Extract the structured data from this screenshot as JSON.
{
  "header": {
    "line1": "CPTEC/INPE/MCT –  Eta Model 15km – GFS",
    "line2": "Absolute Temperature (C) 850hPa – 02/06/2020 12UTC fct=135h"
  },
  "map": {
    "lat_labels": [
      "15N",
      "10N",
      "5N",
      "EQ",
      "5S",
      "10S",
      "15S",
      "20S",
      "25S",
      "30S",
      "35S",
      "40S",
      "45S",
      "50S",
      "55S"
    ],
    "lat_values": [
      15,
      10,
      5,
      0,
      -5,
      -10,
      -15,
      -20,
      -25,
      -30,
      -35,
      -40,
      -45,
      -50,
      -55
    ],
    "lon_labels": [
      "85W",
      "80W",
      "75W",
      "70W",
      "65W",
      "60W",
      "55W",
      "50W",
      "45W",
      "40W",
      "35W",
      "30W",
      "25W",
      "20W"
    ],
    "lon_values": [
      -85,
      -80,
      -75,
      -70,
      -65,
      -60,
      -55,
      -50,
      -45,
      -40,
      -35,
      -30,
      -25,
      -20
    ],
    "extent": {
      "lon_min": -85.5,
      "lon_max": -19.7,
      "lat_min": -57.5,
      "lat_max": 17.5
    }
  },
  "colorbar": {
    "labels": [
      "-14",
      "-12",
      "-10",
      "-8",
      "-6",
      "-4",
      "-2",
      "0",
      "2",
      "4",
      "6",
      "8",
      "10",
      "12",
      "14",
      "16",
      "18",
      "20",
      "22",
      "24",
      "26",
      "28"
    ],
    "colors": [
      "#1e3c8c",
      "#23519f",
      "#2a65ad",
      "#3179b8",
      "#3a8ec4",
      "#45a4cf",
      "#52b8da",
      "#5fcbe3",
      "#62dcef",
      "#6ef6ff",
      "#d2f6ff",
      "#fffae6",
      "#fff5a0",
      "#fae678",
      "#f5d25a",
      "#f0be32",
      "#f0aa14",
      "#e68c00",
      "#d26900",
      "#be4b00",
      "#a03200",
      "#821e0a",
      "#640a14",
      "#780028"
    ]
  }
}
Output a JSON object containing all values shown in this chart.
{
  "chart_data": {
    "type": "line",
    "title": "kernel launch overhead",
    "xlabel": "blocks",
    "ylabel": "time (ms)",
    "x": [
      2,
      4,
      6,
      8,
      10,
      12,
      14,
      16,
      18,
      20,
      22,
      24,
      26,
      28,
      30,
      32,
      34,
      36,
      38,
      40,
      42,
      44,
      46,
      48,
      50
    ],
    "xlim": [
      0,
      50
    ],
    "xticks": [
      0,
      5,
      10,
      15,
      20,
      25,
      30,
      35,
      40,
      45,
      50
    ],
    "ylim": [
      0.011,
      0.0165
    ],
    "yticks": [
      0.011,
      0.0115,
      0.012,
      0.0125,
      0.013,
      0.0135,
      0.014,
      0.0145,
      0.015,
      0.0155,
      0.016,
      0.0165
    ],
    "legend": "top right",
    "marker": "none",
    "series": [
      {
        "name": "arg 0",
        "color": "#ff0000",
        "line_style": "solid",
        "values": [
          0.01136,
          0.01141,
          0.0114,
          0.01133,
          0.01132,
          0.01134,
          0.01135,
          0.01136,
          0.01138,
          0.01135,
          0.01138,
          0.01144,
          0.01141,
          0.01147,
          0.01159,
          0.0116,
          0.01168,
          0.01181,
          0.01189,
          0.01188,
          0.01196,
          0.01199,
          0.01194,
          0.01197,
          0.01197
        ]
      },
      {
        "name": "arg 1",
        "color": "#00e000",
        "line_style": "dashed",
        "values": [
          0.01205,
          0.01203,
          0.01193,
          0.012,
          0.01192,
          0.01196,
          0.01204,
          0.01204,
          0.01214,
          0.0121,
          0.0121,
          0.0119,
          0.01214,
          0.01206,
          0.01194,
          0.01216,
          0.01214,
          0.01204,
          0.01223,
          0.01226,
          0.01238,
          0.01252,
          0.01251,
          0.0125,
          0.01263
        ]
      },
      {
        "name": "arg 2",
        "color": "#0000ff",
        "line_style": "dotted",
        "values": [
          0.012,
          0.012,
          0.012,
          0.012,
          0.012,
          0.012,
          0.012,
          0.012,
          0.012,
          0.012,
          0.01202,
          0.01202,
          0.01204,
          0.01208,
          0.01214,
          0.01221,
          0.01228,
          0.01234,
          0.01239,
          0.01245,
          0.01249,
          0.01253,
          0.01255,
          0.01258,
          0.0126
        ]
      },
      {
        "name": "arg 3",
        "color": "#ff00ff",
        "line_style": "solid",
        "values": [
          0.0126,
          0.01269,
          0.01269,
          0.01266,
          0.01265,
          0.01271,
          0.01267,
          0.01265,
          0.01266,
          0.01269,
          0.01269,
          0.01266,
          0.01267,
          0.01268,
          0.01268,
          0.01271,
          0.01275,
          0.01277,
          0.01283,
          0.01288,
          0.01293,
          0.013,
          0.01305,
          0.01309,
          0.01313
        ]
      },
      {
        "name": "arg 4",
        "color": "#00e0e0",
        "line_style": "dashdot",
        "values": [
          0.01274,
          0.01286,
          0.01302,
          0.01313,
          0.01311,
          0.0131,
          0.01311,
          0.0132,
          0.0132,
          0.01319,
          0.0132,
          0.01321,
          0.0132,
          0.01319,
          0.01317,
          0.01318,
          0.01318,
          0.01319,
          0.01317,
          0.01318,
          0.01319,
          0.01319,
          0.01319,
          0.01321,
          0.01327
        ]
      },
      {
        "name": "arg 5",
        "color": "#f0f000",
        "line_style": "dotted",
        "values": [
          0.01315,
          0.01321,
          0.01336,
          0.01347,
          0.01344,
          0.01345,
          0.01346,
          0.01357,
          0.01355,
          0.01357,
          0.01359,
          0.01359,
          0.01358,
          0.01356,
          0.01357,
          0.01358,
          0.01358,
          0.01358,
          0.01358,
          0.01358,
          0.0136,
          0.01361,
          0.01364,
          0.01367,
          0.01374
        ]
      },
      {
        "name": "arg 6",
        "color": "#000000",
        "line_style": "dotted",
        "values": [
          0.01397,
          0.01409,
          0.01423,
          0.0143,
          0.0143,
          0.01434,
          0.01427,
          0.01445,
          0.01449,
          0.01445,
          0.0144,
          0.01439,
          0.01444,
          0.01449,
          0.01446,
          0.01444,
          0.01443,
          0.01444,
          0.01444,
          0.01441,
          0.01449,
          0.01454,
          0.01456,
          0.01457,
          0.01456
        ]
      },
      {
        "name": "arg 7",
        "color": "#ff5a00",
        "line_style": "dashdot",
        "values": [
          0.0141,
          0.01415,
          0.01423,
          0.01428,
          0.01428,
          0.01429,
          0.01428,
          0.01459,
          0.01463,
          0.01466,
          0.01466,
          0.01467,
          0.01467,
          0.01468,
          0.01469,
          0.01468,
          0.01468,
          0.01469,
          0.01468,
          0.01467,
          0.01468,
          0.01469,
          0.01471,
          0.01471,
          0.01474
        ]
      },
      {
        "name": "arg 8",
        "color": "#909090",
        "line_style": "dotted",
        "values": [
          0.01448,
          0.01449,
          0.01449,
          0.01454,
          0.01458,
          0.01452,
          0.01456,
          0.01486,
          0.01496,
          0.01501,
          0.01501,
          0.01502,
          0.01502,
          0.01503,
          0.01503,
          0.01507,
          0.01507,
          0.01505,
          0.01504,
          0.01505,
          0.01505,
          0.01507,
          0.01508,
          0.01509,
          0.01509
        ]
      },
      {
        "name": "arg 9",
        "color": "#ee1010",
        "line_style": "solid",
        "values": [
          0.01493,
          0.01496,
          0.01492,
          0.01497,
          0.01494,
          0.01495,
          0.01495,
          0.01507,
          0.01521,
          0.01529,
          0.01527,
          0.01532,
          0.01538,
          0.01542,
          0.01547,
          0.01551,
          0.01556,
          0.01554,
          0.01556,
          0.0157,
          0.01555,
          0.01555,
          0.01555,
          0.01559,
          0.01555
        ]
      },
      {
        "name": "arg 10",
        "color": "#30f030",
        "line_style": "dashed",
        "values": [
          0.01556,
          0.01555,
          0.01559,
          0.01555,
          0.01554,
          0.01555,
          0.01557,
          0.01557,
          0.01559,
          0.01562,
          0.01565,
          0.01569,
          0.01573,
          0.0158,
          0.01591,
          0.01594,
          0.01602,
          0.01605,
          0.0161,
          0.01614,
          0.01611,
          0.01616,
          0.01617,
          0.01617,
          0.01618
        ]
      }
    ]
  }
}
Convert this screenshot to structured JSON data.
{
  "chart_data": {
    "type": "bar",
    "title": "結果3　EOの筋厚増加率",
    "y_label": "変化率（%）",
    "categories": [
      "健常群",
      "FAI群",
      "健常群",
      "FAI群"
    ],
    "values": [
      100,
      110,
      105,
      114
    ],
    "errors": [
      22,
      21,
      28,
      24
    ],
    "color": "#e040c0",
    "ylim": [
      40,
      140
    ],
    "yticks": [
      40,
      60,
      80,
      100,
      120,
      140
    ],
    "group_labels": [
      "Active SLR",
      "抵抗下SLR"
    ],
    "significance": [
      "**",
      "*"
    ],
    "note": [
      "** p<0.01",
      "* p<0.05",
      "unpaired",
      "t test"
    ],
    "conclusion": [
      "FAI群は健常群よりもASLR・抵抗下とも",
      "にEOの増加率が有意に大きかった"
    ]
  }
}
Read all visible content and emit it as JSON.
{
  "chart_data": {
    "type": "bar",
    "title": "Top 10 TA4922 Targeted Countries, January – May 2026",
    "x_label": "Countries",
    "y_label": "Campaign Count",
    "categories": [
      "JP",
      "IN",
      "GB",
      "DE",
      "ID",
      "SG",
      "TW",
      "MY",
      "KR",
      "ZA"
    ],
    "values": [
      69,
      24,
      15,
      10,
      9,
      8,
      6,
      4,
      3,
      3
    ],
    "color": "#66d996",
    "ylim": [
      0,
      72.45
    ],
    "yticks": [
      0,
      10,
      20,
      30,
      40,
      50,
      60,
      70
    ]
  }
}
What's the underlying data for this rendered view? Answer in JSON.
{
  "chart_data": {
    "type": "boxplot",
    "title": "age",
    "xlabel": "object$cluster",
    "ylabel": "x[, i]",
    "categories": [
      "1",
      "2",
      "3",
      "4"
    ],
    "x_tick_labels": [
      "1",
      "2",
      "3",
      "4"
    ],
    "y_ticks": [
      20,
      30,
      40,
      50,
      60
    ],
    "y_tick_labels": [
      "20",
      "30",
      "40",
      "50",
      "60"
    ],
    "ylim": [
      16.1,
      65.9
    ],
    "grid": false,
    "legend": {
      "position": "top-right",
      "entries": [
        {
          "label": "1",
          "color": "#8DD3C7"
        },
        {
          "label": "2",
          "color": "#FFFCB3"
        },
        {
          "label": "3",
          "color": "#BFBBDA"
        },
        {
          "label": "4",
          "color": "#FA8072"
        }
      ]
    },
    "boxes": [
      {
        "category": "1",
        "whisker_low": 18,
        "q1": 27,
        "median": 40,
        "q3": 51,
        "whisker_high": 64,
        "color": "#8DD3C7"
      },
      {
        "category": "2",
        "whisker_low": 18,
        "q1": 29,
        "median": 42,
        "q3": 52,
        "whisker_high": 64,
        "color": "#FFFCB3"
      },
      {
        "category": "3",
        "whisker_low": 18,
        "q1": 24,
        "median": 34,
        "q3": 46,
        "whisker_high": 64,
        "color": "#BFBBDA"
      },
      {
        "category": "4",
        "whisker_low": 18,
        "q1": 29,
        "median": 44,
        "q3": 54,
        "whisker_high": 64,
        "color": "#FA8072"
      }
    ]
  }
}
┄┄┄┄┄┄
**TO BE DONE**
Respond with nothing but the number of lines in the entries that contain the string "name".

**WRITTEN RESPONSE**
11